Write out each line from the data below that includes the word "JSON".

# [LISTING]
# # # #

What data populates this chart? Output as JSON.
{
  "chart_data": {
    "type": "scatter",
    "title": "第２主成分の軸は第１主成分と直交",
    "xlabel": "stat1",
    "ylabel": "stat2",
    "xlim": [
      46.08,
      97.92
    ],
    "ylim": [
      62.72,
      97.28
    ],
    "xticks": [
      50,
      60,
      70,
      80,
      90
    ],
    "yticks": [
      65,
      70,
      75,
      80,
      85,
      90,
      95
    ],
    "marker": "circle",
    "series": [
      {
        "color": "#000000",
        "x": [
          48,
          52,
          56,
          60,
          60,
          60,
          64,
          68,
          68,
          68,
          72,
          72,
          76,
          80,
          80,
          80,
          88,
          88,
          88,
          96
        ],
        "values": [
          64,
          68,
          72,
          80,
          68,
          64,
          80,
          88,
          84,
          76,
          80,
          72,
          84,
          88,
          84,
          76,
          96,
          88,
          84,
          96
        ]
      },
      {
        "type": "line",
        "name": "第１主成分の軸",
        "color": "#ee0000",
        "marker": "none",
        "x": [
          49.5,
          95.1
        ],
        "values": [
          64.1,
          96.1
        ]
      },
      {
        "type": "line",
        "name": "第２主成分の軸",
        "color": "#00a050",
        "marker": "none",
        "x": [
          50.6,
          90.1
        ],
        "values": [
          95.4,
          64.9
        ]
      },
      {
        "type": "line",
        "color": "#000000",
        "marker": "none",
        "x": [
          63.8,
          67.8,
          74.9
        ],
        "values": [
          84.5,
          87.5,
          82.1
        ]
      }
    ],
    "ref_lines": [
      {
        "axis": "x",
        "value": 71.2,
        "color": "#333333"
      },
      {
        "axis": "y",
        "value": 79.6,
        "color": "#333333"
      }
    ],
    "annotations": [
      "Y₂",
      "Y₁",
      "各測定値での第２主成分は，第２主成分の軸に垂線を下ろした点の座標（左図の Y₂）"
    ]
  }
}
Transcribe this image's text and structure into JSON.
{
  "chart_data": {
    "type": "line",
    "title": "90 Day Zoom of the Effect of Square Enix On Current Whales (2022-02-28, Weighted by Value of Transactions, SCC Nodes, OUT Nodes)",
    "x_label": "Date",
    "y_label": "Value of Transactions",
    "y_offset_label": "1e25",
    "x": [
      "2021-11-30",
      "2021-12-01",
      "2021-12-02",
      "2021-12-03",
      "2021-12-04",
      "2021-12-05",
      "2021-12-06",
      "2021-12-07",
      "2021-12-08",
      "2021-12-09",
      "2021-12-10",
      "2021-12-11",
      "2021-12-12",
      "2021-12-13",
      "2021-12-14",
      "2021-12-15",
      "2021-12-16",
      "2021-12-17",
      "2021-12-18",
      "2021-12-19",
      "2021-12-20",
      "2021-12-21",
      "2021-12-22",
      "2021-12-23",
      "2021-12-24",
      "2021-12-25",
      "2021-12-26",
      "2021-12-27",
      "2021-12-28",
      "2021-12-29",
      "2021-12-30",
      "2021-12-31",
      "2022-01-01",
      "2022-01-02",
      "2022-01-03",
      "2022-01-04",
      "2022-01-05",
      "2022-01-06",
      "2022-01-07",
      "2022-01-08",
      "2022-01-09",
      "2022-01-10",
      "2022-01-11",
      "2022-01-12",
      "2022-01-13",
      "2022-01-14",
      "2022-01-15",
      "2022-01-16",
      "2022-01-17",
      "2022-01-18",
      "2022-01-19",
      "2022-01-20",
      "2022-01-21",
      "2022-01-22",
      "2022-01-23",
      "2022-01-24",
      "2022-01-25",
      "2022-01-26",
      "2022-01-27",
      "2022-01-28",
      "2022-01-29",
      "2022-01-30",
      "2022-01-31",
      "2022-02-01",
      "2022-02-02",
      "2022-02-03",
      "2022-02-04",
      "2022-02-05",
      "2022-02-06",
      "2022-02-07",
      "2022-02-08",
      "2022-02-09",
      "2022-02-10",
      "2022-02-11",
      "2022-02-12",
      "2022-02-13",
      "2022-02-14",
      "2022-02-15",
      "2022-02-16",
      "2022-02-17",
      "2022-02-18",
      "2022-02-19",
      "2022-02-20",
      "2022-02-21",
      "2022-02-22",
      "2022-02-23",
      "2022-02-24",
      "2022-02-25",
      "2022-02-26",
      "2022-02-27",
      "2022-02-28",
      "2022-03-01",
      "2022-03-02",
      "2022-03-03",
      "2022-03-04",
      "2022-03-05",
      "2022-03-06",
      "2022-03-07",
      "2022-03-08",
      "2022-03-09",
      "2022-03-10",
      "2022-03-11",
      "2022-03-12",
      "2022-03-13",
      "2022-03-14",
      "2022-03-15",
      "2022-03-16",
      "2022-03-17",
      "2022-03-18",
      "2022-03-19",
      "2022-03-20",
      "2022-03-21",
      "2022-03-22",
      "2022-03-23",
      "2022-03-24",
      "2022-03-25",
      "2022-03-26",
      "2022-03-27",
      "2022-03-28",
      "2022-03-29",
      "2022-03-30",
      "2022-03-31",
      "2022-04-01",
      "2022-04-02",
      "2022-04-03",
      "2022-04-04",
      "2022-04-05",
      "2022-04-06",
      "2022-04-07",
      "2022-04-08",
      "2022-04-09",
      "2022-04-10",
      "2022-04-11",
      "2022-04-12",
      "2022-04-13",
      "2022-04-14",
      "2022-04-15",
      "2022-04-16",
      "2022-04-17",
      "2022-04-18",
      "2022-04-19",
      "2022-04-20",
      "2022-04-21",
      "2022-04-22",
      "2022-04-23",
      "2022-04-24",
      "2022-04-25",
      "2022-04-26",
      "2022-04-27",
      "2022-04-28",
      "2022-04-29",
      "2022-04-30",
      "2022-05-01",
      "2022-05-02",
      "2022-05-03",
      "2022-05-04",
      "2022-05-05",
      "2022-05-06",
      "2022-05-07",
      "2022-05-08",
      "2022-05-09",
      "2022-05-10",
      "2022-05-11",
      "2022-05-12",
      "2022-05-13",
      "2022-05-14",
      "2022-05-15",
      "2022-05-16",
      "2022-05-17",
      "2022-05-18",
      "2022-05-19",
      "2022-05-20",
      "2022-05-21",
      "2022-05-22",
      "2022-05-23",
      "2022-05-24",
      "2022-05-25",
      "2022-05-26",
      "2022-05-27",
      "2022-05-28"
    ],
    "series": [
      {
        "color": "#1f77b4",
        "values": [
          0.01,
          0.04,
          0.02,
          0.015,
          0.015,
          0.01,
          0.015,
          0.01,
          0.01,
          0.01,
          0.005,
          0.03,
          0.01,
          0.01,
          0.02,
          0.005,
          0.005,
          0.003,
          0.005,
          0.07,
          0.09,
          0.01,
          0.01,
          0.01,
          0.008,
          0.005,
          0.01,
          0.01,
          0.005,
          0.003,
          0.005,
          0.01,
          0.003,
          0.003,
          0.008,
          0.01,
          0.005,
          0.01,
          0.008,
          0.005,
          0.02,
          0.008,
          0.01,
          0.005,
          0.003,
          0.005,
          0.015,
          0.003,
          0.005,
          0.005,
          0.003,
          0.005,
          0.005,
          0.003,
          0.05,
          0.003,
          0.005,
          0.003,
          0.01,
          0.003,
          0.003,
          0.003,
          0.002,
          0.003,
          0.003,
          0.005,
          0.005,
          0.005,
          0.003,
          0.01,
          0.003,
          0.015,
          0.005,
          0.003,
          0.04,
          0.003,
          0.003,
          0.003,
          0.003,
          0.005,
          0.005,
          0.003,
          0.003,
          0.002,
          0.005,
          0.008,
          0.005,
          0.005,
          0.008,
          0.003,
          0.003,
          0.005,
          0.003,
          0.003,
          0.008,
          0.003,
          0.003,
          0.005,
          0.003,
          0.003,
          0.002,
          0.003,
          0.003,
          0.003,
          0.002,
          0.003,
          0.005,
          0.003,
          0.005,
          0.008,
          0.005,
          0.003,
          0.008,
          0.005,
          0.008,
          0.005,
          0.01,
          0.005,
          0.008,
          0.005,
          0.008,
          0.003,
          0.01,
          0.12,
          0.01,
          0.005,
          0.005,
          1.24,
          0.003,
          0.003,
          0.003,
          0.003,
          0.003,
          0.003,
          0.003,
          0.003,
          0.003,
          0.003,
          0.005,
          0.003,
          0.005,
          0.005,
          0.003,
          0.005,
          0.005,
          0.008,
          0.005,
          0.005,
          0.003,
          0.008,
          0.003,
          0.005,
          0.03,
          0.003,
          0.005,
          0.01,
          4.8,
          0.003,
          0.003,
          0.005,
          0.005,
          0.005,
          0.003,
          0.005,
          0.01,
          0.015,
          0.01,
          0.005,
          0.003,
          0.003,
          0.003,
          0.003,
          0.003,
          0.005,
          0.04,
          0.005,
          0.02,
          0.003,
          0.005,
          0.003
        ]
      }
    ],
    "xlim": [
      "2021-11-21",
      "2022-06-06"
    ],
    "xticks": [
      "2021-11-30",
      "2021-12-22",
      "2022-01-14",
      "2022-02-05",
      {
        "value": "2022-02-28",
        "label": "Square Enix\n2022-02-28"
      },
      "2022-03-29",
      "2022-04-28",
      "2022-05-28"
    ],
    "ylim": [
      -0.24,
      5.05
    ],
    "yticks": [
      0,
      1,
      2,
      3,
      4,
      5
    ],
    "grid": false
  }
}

# # # #

# [THE SOLUTION]
What data populates this chart? Output as JSON.
Transcribe this image's text and structure into JSON.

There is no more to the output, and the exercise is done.